Exercise prompt:
Pick out each line containing the string "your" and copy it.

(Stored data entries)

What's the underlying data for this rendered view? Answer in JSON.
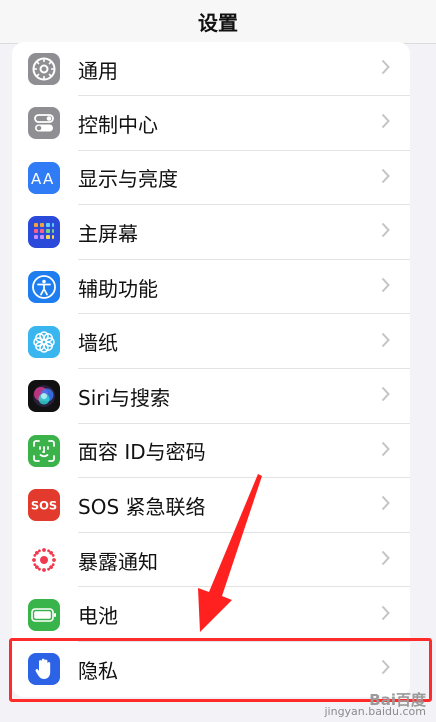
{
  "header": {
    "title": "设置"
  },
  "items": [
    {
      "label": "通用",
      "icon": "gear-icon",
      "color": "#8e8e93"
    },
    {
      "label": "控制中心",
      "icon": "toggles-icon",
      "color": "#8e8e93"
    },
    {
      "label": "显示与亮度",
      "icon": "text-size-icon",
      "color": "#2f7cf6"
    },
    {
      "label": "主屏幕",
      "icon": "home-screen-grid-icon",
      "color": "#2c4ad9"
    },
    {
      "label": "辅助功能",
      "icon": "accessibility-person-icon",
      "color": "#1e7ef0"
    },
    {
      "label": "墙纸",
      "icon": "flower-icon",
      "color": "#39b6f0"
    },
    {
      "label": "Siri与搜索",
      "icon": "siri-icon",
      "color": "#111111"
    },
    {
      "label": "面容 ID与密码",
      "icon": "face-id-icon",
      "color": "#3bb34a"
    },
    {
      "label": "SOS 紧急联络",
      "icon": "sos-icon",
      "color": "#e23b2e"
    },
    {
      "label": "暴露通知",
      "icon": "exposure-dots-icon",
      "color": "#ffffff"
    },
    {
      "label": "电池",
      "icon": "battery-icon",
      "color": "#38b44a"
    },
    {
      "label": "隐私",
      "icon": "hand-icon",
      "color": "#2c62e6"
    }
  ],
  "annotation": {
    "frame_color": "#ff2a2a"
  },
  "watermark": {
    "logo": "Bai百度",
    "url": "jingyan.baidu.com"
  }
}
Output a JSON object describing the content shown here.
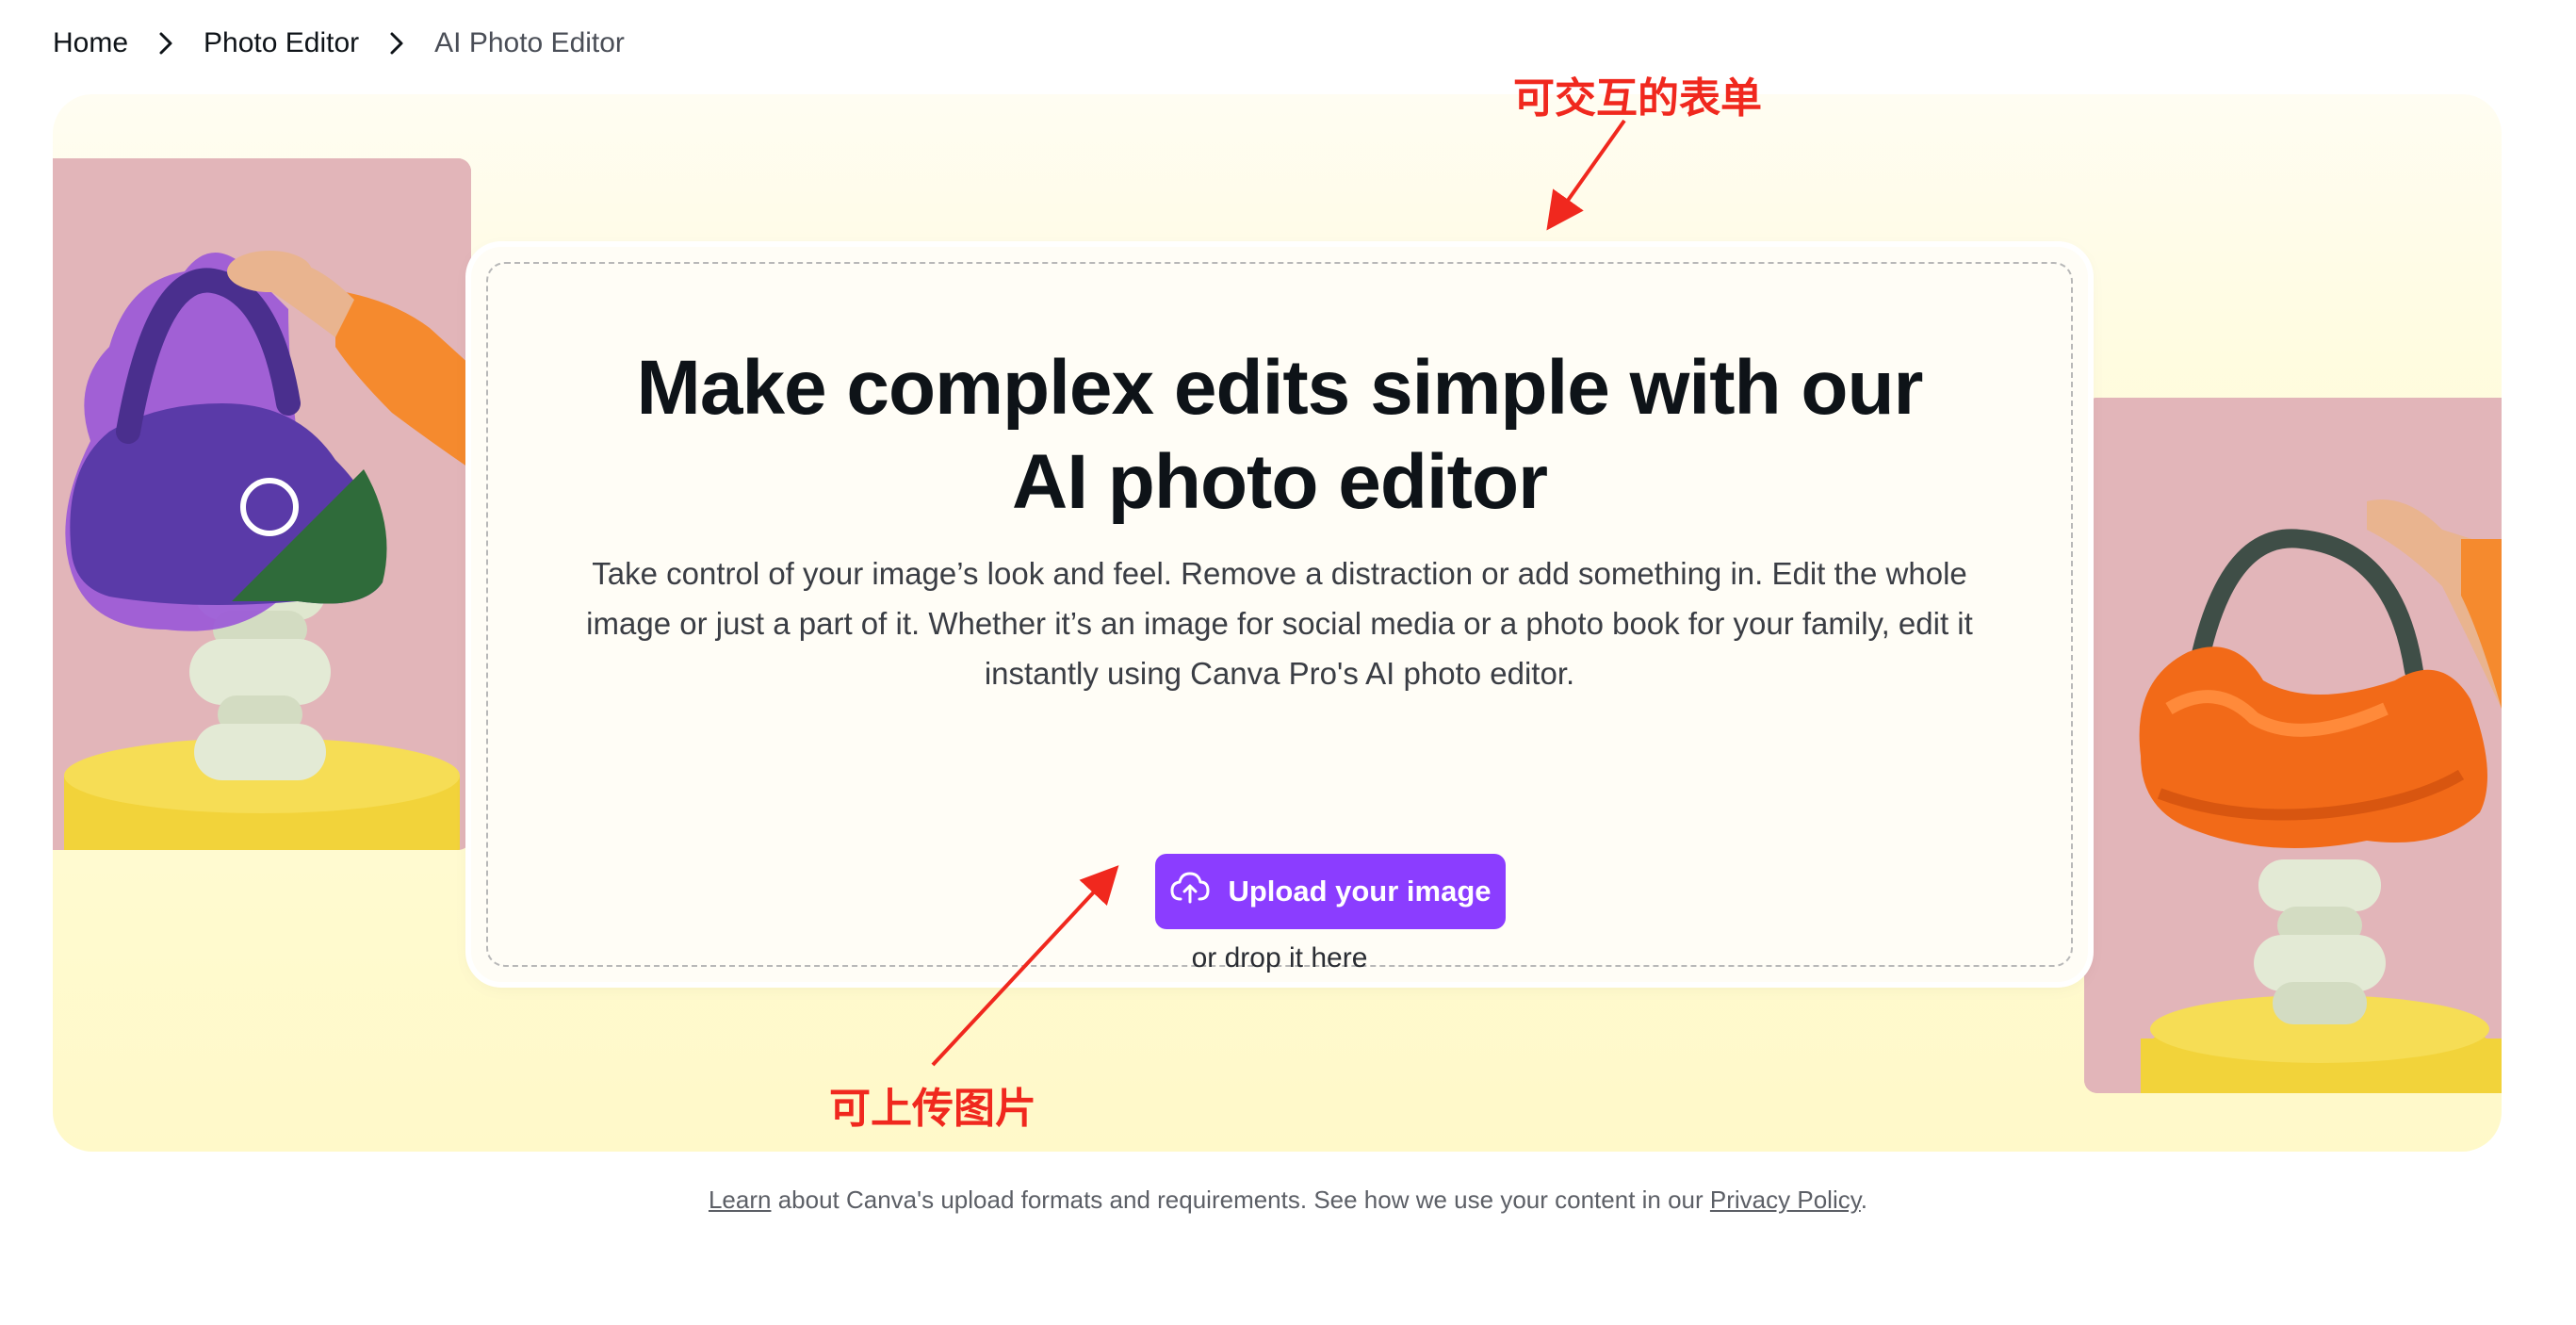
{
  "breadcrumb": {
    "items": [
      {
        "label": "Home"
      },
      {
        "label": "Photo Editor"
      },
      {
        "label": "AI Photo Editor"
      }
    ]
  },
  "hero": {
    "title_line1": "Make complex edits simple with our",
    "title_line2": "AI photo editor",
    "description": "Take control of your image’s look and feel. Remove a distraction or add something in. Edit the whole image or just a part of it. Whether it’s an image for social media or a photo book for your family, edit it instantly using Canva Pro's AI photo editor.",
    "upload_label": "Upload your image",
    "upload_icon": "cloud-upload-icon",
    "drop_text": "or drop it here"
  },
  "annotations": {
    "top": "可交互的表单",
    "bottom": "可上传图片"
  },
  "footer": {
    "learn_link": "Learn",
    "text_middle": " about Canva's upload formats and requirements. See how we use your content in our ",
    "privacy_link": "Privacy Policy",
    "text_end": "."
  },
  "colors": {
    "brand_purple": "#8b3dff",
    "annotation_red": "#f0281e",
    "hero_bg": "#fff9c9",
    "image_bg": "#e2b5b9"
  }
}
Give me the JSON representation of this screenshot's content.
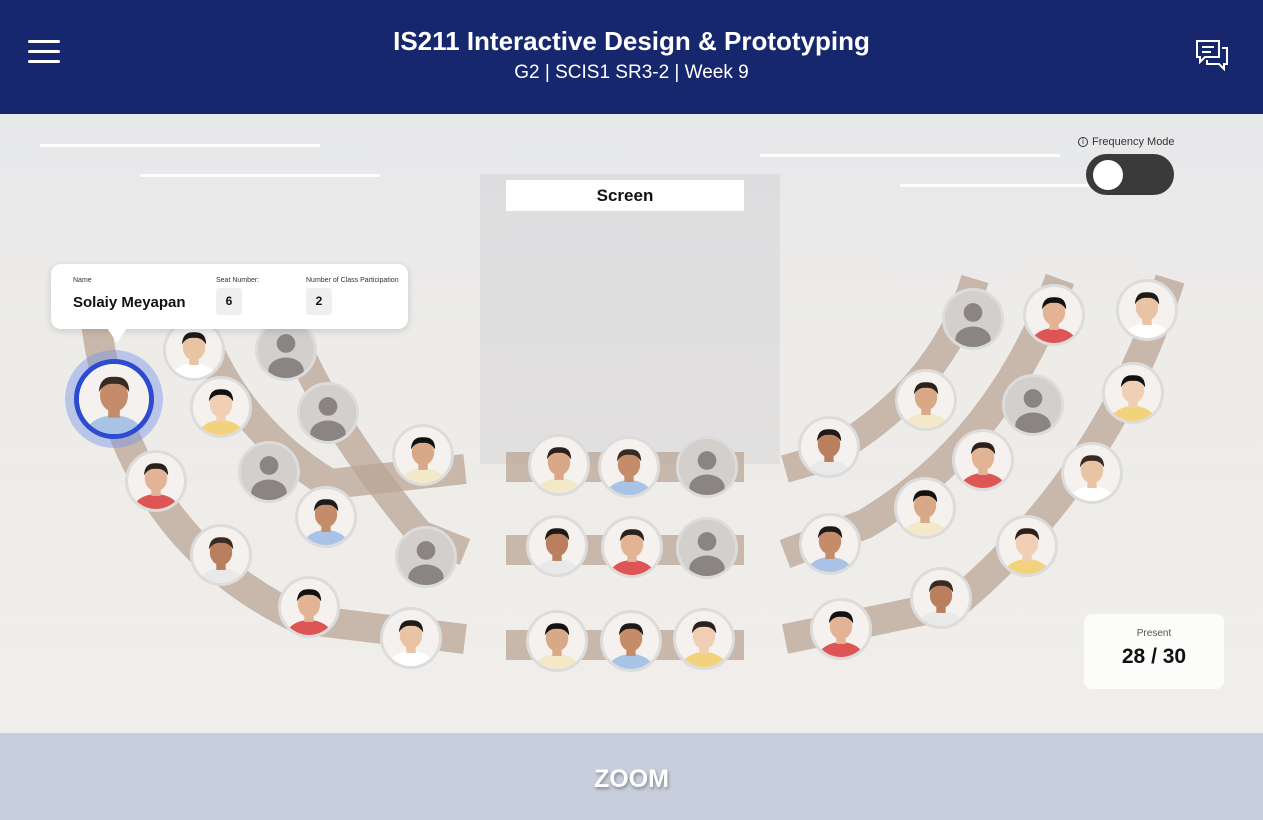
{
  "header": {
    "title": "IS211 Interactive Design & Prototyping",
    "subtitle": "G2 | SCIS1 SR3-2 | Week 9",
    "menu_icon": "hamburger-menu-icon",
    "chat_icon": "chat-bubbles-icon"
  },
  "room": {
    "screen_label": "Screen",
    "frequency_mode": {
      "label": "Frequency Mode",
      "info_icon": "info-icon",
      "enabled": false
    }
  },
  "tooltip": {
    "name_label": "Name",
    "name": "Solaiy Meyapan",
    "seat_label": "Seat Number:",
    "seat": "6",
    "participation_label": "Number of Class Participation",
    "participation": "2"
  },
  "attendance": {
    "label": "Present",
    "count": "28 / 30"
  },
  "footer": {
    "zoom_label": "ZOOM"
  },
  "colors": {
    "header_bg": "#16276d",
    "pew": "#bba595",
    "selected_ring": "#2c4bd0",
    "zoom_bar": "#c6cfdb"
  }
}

Solution to the exercise:
    "description": "Take control of your image’s look and feel. Remove a distraction or add something in. Edit the whole image or just a part of it. Whether it’s an image for social media or a photo book for your family, edit it instantly using Canva Pro's AI photo editor.",
    "upload_label": "Upload your image",
    "text_middle": " about Canva's upload formats and requirements. See how we use your content in our ",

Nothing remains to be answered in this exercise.